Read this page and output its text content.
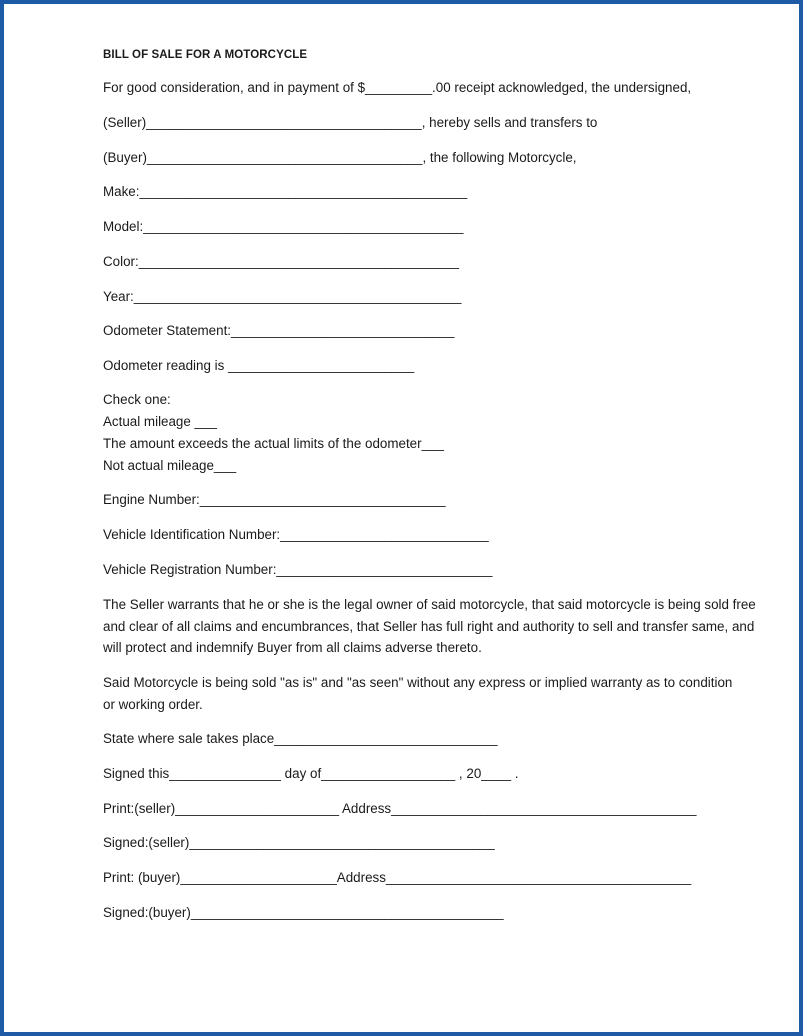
BILL OF SALE FOR A MOTORCYCLE
For good consideration, and in payment of $_________.00 receipt acknowledged, the undersigned,
(Seller)_____________________________________, hereby sells and transfers to
(Buyer)_____________________________________, the following Motorcycle,
Make:____________________________________________
Model:___________________________________________
Color:___________________________________________
Year:____________________________________________
Odometer Statement:______________________________
Odometer reading is _________________________
Check one:
Actual mileage ___
The amount exceeds the actual limits of the odometer___
Not actual mileage___
Engine Number:_________________________________
Vehicle Identification Number:____________________________
Vehicle Registration Number:_____________________________
The Seller warrants that he or she is the legal owner of said motorcycle, that said motorcycle is being sold free and clear of all claims and encumbrances, that Seller has full right and authority to sell and transfer same, and will protect and indemnify Buyer from all claims adverse thereto.
Said Motorcycle is being sold "as is" and "as seen" without any express or implied warranty as to condition or working order.
State where sale takes place______________________________
Signed this_______________ day of__________________ , 20____ .
Print:(seller)______________________ Address_________________________________________
Signed:(seller)_________________________________________
Print: (buyer)_____________________Address_________________________________________
Signed:(buyer)__________________________________________
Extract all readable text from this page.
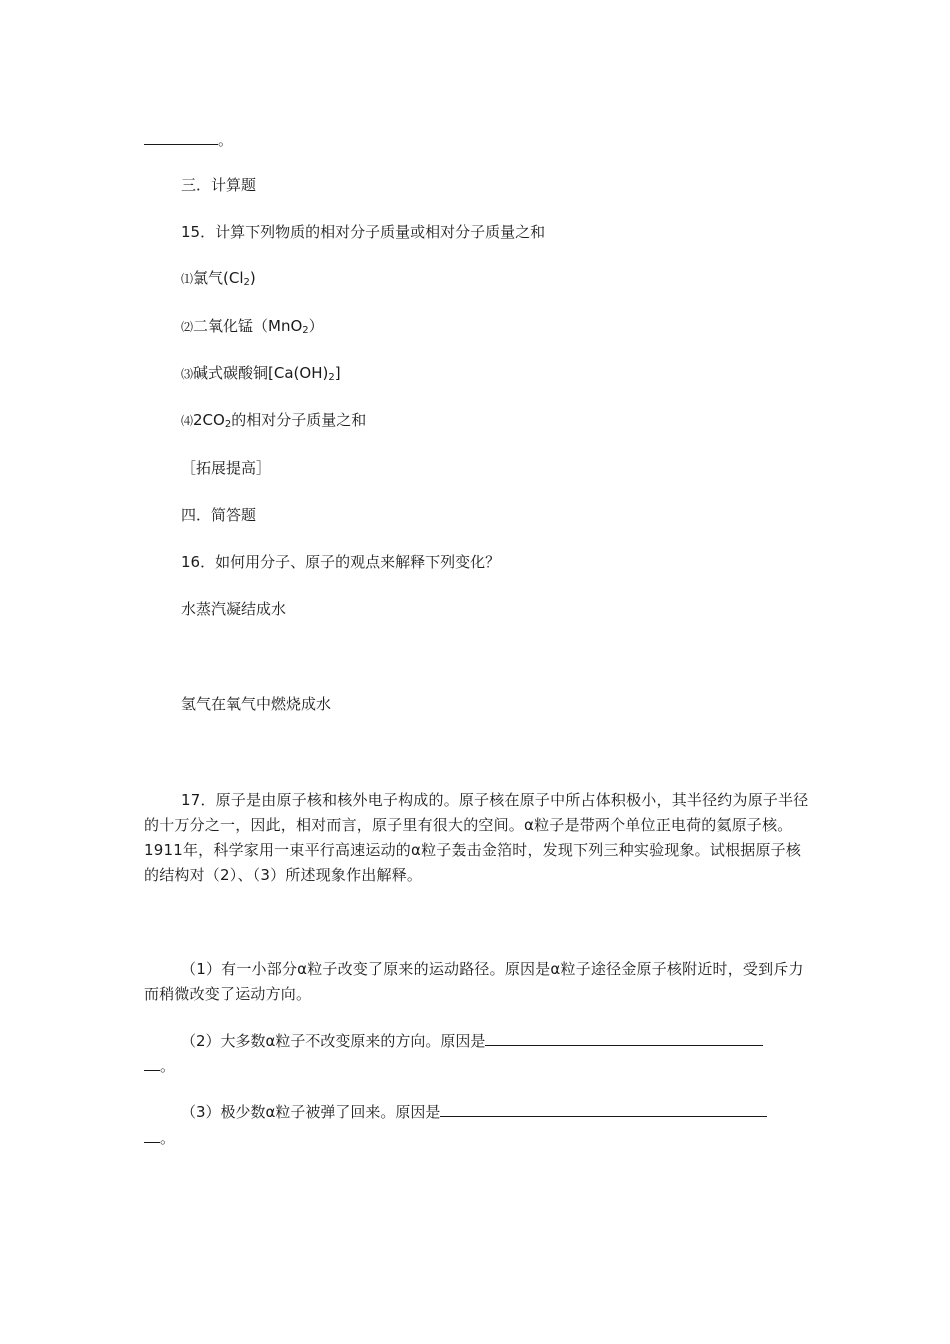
。
三．计算题
15．计算下列物质的相对分子质量或相对分子质量之和
⑴氯气$(Cl_2)$
⑵二氧化锰（MnO$_2$）
⑶碱式碳酸铜$[Ca(OH)_2]$
$⑷2CO_2$的相对分子质量之和
［拓展提高］
四．简答题
16．如何用分子、原子的观点来解释下列变化？
水蒸汽凝结成水
氢气在氧气中燃烧成水
17．原子是由原子核和核外电子构成的。原子核在原子中所占体积极小，其半径约为原子半径的十万分之一，因此，相对而言，原子里有很大的空间。α粒子是带两个单位正电荷的氦原子核。1911年，科学家用一束平行高速运动的α粒子轰击金箔时，发现下列三种实验现象。试根据原子核的结构对（2）、（3）所述现象作出解释。
（1）有一小部分α粒子改变了原来的运动路径。原因是α粒子途径金原子核附近时，受到斥力而稍微改变了运动方向。
（2）大多数α粒子不改变原来的方向。原因是
。
（3）极少数α粒子被弹了回来。原因是
。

───

[Given instruction] Identify the lines in the entries that hold "Vehicle" and return each one.

[Solution to the problem]
Vehicle Identification Number:____________________________
Vehicle Registration Number:_____________________________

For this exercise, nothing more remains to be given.